** Selected extract follows **
Corrected W-2s to be issued to some benefited employees

After distributing W-2s last week, it was brought to our attention that Box 13 on the 2006 W-2 form, retirement plan, was not checked for a significant number of benefited employees. Subsequently we are issuing corrected W-2s that will include the retirement plan box checked. If you are a benefited employee and the retirement plan box is not checked on your original W-2, a corrected W-2 will be mailed no later than Jan. 31.

All other information on the W-2 is correct, only the check in Box 13 was missing.

We apologize for the inconvenience this may cause. If you have any questions, please contact the Payroll Office at 777-4228. -- Payroll.

Road by Swanson Hall is one-way north

The direction of traffic on Cornell St. between University Ave. and Second Ave. is now a one-way going north. This change is necessary to accommodate the construction of the parking ramp and will be in place through early summer. Please use caution as people adjust to the change. — Facilities.

Is it too late to quit smoking?
** End of Selected extract **
According to the campus announcements, by what date will corrected W-2s be mailed?
** Available data follows **
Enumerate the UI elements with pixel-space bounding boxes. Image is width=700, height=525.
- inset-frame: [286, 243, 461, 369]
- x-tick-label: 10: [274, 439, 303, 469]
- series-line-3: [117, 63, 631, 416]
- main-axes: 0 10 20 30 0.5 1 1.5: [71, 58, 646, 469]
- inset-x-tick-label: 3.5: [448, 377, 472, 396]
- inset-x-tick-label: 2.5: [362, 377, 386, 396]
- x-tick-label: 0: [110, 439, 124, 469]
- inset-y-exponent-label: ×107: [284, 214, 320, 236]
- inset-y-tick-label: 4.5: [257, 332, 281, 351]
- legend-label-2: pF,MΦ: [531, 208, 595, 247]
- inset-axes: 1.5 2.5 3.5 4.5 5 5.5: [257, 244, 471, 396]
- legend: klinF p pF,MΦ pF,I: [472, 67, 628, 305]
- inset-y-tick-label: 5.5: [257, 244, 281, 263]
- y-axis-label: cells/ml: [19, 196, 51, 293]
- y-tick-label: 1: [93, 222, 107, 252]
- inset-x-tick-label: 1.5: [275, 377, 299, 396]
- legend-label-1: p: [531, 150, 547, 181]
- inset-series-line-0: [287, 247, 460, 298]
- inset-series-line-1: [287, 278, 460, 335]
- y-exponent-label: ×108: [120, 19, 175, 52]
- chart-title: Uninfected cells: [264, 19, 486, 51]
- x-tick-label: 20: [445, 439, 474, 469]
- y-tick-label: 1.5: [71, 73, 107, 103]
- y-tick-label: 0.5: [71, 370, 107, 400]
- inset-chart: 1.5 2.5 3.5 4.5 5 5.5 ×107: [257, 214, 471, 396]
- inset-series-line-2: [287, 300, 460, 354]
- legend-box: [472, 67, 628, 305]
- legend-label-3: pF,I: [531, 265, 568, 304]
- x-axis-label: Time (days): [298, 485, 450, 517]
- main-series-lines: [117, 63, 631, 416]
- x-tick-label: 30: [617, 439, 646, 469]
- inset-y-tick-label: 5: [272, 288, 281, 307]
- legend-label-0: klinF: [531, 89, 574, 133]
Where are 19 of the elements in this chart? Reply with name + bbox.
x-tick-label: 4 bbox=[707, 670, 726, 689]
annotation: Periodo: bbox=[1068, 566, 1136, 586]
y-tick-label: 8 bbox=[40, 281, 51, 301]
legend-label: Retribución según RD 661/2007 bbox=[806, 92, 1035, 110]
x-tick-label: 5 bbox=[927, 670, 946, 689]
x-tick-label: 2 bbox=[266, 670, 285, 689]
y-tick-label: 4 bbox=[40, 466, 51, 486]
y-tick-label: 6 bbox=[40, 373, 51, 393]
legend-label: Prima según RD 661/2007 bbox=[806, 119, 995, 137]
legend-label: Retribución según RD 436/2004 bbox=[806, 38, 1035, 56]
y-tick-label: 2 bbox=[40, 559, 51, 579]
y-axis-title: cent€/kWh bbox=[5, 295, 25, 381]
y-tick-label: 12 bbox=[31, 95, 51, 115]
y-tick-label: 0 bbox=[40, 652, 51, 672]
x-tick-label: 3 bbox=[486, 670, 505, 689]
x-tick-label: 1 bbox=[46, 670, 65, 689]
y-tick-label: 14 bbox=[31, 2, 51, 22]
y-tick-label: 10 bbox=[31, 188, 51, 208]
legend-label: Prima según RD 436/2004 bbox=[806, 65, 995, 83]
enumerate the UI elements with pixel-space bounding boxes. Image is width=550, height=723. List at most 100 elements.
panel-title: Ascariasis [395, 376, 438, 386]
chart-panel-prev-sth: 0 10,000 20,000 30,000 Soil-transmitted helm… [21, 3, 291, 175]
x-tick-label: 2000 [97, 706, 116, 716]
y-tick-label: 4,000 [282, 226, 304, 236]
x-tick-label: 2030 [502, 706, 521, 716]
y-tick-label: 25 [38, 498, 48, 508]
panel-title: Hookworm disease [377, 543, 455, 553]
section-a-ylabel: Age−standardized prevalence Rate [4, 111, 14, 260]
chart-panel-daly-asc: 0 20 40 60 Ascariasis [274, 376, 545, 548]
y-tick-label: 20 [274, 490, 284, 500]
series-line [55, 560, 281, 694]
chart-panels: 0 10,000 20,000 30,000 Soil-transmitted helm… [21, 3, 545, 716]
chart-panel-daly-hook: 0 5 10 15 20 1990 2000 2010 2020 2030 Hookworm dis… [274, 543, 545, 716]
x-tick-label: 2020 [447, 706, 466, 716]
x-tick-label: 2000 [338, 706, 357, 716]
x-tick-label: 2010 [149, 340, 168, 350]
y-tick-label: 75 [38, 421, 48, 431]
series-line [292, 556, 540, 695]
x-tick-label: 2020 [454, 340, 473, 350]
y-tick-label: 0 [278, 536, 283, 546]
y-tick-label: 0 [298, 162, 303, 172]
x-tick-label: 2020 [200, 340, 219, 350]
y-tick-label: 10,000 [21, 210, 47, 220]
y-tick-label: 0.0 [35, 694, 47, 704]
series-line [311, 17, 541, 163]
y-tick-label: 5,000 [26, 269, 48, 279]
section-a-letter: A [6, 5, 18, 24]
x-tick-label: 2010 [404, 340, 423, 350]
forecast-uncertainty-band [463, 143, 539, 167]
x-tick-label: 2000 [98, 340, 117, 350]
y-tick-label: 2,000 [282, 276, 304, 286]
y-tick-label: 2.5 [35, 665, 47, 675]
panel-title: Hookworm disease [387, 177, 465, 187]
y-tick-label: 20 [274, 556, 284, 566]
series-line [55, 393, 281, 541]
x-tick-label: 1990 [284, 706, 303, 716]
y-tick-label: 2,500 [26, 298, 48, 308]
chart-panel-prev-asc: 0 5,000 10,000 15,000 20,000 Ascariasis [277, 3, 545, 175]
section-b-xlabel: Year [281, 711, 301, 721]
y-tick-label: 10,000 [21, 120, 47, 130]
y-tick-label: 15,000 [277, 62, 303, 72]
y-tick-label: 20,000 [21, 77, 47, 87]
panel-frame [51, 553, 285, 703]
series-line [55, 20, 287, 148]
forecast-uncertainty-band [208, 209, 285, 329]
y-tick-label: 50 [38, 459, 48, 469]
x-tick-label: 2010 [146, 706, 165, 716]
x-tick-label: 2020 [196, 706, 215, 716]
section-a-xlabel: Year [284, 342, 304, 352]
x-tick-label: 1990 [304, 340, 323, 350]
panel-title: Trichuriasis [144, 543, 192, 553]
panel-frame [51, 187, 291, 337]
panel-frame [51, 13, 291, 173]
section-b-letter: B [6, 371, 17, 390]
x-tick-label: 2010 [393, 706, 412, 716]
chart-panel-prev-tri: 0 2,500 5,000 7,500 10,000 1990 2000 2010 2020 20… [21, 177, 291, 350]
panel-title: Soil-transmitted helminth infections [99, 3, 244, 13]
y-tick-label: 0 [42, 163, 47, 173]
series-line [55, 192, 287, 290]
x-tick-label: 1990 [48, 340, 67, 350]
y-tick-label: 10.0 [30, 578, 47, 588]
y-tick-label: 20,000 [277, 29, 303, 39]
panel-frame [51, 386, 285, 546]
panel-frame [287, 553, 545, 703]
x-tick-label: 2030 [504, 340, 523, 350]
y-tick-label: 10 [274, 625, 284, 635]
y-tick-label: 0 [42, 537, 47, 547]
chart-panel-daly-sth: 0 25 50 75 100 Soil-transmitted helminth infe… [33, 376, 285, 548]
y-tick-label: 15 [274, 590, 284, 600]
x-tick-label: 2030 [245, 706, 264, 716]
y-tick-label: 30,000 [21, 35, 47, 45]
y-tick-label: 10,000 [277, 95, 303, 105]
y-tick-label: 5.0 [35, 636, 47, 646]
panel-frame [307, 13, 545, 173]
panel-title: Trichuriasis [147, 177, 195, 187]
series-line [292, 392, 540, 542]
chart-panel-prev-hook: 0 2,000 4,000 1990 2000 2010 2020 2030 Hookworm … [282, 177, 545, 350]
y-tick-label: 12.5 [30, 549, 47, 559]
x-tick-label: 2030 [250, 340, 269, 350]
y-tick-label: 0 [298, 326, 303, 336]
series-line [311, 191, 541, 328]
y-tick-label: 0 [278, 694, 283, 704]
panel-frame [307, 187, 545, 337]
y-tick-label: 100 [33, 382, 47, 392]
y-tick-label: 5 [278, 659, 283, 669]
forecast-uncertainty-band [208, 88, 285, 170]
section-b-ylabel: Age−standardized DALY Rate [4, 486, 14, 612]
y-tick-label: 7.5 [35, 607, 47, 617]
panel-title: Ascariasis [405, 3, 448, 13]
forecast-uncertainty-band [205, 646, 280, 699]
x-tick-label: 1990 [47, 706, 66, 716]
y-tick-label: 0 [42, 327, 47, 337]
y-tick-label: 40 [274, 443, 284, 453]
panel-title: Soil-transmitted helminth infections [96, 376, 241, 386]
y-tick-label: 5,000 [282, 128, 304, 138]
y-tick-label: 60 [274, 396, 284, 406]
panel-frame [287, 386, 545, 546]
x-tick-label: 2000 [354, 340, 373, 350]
** End of Available data **
● **Reply to the task**: No later than Jan. 31.